EXTRACTED MATERIAL:
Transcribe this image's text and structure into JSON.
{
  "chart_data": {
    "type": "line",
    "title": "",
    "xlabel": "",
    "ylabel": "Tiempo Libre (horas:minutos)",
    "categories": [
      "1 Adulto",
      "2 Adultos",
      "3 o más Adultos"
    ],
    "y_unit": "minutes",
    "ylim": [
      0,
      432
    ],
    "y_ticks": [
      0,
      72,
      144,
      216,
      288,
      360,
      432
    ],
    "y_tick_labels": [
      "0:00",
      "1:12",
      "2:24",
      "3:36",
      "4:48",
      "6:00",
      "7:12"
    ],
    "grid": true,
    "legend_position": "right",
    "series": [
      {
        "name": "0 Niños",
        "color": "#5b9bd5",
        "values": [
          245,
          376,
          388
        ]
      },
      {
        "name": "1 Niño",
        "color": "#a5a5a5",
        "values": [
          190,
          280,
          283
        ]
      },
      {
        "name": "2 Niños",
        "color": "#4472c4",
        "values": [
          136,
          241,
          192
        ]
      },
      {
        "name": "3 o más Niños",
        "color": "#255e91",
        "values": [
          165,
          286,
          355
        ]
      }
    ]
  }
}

---

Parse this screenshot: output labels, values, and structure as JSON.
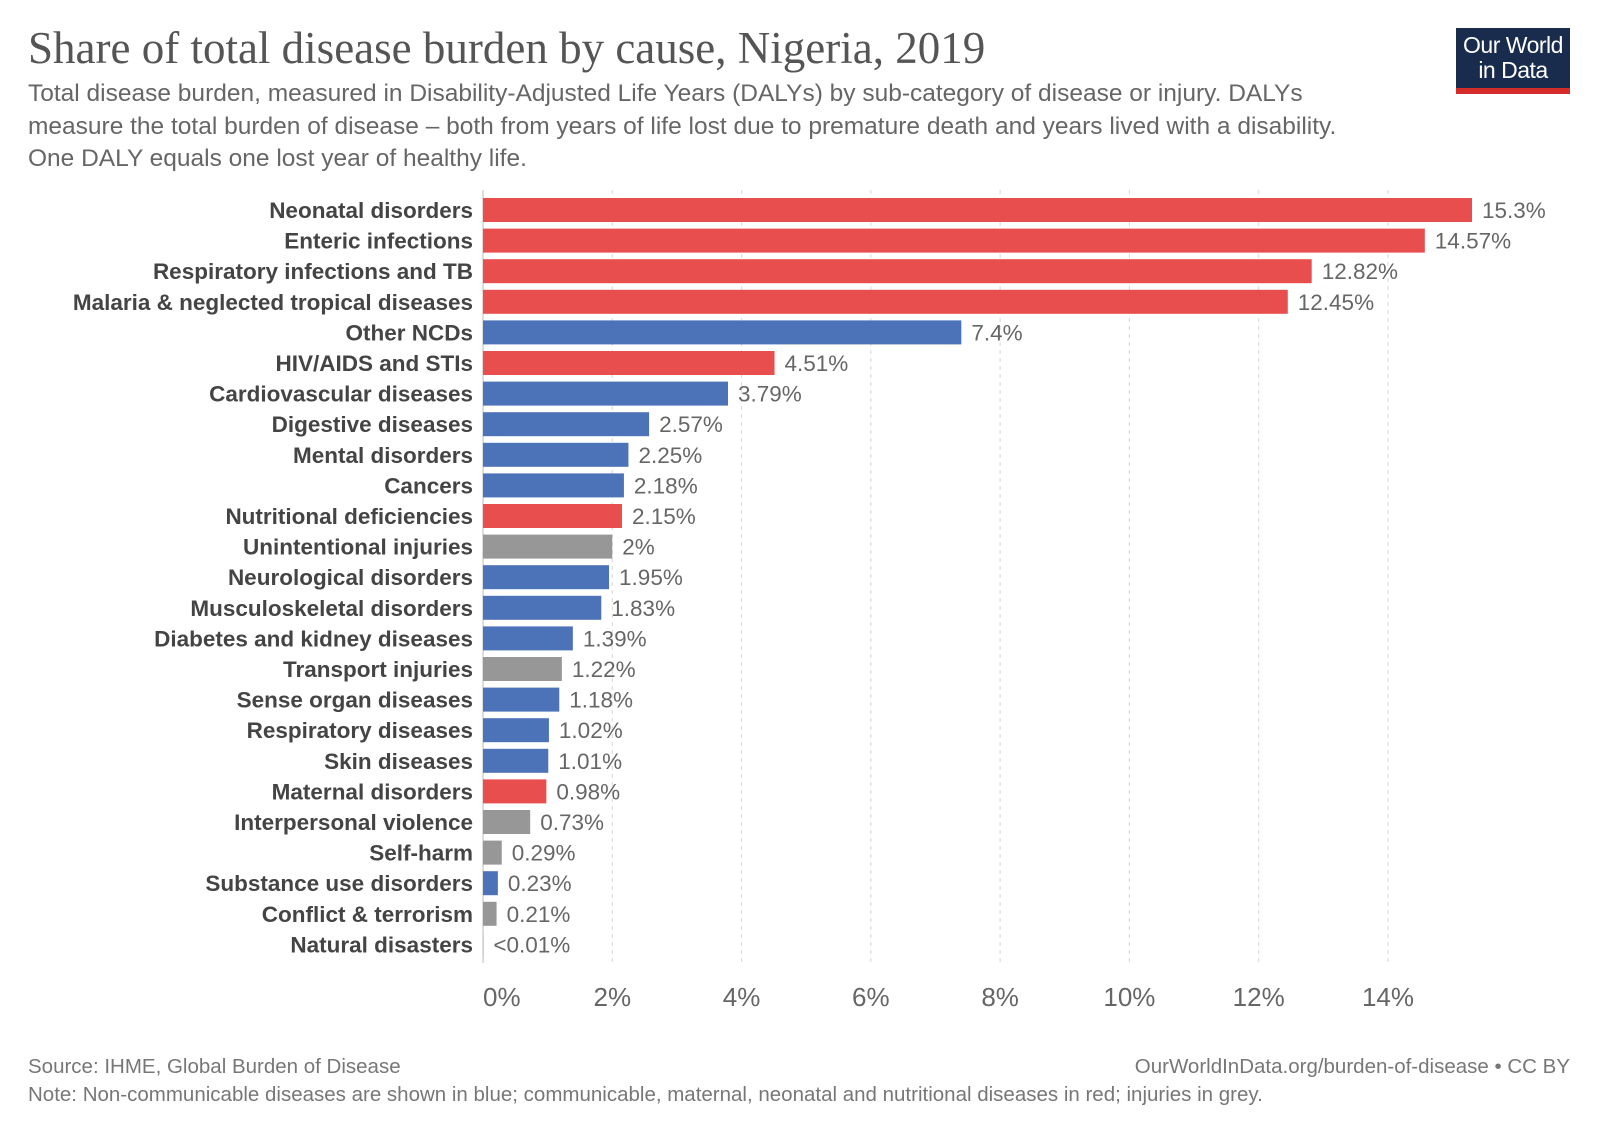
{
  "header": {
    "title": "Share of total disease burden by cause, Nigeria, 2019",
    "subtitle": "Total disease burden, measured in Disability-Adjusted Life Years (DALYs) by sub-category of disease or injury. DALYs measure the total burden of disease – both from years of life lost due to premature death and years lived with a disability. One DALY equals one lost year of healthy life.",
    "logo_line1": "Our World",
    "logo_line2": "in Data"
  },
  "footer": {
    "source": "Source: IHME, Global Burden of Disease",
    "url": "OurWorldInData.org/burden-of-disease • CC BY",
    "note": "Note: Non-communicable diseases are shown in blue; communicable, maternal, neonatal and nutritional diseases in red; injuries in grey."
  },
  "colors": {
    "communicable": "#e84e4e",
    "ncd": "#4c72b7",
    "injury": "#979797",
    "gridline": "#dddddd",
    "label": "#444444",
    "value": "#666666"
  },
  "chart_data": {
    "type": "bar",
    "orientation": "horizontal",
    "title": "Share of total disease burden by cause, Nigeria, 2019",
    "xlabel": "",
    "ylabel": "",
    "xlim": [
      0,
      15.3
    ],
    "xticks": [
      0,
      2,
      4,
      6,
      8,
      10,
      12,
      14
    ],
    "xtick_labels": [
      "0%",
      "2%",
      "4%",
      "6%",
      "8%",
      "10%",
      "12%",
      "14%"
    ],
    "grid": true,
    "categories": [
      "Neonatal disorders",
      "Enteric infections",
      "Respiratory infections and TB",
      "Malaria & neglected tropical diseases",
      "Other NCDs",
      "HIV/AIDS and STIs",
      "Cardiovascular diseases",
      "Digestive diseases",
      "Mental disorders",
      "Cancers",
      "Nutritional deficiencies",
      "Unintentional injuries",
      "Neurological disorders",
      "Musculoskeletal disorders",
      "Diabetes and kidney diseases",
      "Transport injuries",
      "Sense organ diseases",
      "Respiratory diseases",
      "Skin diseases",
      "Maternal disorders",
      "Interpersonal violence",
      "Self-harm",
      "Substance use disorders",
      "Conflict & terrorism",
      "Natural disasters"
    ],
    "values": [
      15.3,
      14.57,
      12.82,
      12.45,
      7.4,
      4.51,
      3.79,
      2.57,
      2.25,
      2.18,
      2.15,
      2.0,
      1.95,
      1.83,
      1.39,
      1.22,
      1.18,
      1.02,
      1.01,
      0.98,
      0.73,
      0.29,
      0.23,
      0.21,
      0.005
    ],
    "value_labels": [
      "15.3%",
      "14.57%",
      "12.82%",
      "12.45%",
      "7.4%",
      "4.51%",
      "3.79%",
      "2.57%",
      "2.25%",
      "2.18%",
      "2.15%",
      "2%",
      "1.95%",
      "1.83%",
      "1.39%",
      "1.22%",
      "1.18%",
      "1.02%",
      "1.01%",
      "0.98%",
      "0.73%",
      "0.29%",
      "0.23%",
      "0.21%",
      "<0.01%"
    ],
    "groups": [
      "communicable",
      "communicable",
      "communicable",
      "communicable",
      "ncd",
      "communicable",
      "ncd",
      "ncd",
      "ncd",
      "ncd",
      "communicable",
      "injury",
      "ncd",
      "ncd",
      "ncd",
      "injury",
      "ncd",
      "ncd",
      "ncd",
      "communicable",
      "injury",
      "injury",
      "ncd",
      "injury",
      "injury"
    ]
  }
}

...

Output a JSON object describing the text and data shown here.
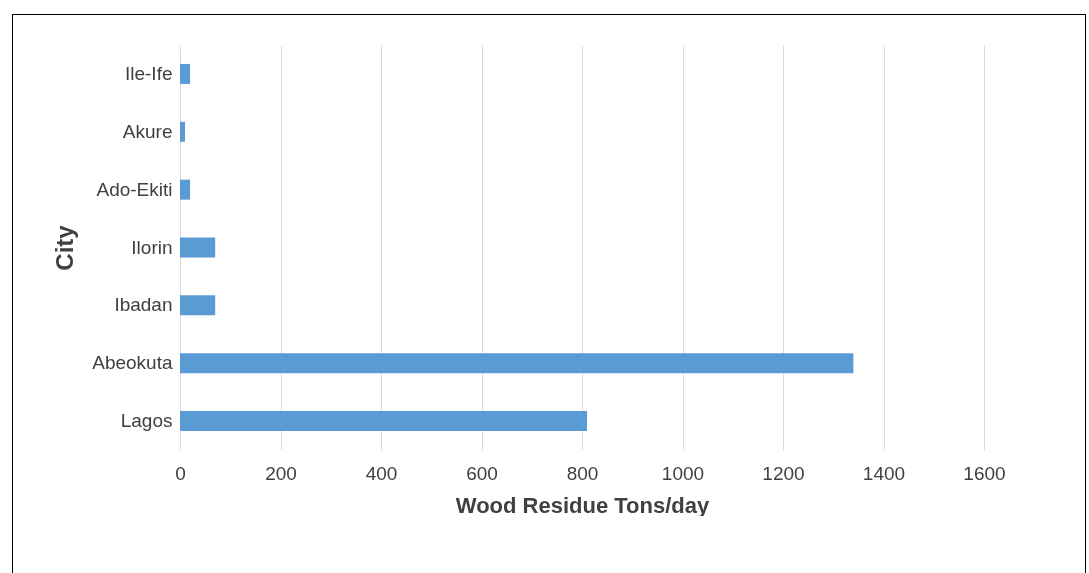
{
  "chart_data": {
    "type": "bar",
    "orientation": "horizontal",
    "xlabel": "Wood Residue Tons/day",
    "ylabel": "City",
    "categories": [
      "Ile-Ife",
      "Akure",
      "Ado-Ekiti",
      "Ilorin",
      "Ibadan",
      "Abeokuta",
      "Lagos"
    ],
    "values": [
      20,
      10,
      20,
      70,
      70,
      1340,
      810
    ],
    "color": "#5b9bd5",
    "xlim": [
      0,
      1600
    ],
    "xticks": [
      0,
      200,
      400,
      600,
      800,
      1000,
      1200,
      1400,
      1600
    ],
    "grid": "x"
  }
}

EXERCISE DESCRIPTION: State how many lines include the string "text", and nothing more.

THE COMPLETED TASK: 2